* begin Entries shown *
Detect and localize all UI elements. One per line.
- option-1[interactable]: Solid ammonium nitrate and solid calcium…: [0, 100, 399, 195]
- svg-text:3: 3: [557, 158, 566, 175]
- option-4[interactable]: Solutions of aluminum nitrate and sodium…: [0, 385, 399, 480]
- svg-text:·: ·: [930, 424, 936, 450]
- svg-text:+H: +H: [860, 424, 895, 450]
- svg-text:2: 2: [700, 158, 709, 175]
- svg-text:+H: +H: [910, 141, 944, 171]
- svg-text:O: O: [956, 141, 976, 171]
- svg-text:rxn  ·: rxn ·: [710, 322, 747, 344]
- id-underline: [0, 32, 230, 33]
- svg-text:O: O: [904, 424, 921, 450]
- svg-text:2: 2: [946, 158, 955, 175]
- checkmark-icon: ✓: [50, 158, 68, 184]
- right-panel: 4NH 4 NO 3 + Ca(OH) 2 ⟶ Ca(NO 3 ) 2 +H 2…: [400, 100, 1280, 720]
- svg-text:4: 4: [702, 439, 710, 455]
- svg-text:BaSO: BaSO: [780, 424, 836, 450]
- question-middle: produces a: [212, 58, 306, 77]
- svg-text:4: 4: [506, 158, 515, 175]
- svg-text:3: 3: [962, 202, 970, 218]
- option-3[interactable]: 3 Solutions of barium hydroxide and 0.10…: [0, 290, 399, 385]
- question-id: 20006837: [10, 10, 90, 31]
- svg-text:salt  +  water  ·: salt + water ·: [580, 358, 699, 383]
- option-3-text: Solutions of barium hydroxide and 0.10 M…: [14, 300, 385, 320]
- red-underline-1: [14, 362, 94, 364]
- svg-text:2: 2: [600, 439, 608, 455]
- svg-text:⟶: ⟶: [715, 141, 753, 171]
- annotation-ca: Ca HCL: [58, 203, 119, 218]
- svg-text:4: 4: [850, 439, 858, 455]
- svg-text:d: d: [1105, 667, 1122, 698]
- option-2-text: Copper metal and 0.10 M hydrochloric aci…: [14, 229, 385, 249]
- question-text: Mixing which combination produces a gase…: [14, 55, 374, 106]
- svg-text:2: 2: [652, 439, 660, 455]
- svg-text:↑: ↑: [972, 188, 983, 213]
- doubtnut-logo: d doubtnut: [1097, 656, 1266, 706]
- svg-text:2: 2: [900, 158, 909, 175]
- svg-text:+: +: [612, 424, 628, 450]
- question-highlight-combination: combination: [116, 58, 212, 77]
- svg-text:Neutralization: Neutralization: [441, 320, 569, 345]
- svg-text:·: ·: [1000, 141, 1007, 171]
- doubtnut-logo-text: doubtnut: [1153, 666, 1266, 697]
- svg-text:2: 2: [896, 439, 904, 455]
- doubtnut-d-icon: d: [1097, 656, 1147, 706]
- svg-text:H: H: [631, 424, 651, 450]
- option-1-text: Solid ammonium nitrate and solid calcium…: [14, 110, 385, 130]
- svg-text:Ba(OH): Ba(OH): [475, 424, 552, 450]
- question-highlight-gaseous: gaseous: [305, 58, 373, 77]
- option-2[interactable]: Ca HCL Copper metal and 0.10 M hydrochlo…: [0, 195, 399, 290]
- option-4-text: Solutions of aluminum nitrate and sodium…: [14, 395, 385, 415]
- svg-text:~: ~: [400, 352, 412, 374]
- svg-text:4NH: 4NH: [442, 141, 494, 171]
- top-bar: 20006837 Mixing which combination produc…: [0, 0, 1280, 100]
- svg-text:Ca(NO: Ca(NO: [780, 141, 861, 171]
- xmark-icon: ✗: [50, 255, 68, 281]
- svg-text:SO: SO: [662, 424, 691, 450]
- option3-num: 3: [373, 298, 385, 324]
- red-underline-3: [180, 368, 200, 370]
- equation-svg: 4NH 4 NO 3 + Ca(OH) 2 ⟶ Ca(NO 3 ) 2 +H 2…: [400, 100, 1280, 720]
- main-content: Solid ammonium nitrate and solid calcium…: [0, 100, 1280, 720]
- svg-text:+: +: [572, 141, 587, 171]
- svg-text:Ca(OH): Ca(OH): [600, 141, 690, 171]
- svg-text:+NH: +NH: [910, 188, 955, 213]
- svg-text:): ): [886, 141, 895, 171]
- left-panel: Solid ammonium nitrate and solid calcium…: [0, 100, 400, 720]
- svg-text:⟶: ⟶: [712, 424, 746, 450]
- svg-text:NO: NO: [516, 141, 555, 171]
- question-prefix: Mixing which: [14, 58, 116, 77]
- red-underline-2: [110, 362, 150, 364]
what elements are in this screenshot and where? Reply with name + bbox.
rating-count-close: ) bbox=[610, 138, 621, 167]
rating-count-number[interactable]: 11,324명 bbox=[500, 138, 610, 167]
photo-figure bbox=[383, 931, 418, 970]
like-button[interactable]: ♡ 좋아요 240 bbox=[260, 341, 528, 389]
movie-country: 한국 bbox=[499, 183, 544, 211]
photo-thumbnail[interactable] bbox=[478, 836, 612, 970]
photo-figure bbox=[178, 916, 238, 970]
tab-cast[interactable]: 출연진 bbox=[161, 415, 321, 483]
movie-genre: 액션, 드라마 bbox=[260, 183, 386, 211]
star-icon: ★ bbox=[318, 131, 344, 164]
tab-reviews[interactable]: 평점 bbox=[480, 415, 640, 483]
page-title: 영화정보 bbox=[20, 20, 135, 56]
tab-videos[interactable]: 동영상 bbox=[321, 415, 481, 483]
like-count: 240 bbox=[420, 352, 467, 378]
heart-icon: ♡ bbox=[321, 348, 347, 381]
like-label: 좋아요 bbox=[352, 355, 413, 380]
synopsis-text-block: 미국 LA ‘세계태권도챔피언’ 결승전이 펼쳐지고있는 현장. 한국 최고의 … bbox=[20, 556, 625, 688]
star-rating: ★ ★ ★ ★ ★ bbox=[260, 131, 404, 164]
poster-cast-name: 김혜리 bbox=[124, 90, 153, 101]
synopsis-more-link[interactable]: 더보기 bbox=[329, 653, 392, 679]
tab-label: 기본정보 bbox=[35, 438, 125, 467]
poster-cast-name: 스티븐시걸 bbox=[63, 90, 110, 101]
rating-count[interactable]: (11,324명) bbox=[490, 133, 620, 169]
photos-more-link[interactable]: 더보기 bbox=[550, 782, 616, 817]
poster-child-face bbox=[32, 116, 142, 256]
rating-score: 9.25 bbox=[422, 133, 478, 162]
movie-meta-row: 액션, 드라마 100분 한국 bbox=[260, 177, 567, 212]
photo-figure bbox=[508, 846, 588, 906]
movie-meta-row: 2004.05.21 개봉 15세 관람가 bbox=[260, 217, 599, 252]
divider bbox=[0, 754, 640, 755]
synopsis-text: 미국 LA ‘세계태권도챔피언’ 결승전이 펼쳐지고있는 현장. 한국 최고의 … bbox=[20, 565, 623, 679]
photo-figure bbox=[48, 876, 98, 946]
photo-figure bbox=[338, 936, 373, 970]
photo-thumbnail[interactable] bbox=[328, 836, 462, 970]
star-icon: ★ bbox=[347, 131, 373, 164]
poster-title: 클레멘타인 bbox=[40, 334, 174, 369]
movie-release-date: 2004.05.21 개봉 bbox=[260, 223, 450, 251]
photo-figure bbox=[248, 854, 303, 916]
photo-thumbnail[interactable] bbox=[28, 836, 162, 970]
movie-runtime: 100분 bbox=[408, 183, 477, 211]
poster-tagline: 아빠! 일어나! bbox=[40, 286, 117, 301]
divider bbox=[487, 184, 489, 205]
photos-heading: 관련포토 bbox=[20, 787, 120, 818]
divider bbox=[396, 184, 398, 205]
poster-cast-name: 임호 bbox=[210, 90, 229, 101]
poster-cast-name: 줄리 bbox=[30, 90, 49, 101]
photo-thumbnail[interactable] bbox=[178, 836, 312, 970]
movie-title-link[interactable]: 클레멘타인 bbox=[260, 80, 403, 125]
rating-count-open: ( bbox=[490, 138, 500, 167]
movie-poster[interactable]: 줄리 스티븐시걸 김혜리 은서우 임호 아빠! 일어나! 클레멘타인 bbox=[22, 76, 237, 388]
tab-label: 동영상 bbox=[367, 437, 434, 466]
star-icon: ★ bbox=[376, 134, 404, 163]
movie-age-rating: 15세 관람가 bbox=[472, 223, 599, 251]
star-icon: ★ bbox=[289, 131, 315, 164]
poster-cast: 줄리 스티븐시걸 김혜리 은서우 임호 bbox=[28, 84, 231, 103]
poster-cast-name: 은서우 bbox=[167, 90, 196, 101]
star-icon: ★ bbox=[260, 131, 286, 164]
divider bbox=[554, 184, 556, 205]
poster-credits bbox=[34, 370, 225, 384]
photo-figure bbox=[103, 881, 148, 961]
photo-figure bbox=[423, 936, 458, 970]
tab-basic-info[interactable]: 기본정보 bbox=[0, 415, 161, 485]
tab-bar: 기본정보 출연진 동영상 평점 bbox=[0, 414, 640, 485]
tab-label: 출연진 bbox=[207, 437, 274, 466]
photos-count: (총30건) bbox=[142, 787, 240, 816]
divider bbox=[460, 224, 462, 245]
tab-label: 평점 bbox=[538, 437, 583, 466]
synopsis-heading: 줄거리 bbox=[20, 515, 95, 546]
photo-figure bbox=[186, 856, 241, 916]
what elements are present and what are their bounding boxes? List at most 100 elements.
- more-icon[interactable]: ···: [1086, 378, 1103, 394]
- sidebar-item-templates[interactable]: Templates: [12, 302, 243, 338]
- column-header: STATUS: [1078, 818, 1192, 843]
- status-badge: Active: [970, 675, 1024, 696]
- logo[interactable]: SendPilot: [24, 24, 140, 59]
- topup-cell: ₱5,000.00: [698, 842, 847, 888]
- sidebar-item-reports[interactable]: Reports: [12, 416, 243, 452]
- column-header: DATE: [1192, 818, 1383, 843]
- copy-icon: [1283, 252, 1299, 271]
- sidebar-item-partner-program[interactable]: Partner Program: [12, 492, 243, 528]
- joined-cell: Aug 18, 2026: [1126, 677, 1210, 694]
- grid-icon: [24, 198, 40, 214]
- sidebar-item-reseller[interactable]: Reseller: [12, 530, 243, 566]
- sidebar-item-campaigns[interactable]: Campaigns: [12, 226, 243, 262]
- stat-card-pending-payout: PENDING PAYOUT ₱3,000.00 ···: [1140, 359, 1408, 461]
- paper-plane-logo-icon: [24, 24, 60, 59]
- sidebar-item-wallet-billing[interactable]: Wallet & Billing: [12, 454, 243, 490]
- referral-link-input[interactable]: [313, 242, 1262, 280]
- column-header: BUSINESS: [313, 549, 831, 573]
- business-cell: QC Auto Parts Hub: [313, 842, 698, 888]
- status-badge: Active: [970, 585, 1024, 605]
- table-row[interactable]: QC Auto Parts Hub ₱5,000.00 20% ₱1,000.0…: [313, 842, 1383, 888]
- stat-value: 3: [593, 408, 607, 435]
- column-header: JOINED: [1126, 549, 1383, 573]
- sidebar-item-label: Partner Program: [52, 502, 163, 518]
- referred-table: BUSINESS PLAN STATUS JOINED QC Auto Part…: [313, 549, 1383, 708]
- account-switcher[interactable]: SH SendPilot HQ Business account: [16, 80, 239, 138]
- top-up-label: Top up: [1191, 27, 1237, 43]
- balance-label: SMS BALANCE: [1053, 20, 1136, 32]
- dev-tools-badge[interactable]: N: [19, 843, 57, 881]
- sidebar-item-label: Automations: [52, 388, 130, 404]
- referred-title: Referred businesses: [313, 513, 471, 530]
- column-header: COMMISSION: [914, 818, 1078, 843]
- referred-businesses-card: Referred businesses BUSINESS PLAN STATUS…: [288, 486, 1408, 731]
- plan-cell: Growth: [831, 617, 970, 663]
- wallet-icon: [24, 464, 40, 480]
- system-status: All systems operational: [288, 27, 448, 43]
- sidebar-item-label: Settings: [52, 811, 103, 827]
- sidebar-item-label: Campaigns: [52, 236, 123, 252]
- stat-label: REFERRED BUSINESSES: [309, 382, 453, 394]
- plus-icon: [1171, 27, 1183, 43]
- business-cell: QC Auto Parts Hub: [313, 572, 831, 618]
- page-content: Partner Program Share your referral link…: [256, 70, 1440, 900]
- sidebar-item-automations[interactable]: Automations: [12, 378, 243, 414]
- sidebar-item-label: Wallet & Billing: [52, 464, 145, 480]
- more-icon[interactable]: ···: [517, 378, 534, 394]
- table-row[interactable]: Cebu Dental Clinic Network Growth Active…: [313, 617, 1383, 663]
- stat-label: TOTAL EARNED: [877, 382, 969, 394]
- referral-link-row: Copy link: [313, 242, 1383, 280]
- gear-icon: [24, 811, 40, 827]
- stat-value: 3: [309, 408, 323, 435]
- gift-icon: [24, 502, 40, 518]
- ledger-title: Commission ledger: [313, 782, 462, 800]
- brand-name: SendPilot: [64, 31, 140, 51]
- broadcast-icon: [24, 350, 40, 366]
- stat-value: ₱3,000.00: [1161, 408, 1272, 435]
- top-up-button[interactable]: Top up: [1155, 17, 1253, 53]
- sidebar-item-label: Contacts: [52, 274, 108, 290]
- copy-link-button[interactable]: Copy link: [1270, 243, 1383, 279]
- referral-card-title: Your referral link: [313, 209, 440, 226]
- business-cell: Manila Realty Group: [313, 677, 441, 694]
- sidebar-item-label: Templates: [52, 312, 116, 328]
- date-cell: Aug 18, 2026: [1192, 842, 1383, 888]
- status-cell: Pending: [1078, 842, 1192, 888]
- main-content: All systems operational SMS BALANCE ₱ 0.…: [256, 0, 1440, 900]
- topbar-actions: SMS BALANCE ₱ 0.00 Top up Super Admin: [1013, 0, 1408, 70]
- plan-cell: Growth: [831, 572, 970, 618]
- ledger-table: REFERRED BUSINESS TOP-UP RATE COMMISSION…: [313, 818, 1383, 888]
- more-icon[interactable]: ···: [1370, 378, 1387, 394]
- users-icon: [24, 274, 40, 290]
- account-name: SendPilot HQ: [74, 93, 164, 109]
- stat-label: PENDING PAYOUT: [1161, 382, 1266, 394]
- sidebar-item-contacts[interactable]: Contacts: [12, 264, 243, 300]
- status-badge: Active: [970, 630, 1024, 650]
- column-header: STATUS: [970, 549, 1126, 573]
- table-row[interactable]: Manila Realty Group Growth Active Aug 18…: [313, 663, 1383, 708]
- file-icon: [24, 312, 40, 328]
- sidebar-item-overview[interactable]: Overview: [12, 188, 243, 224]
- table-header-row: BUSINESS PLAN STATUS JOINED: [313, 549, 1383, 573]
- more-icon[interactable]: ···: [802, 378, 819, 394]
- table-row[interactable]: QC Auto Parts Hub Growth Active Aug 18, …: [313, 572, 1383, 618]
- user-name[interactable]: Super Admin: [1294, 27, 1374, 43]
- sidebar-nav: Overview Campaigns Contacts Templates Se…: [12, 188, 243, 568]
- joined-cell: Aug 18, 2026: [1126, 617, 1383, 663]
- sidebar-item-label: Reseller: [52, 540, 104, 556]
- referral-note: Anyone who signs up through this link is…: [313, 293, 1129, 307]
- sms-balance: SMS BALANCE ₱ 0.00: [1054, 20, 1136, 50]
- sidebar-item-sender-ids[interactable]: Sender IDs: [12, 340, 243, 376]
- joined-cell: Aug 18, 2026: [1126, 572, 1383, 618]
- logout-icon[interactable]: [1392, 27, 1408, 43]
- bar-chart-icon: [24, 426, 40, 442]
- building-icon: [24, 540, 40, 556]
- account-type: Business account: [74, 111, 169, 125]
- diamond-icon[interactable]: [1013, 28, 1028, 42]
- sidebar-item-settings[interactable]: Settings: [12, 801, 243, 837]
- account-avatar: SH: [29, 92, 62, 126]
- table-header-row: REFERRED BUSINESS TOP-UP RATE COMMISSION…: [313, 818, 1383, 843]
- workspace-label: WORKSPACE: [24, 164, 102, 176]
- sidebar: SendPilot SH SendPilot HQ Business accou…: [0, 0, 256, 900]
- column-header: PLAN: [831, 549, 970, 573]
* end Entries shown *
How many lines of the items above contain the string "barium"? Case counts, and reply with only the number.

**Answer to the exercise**
2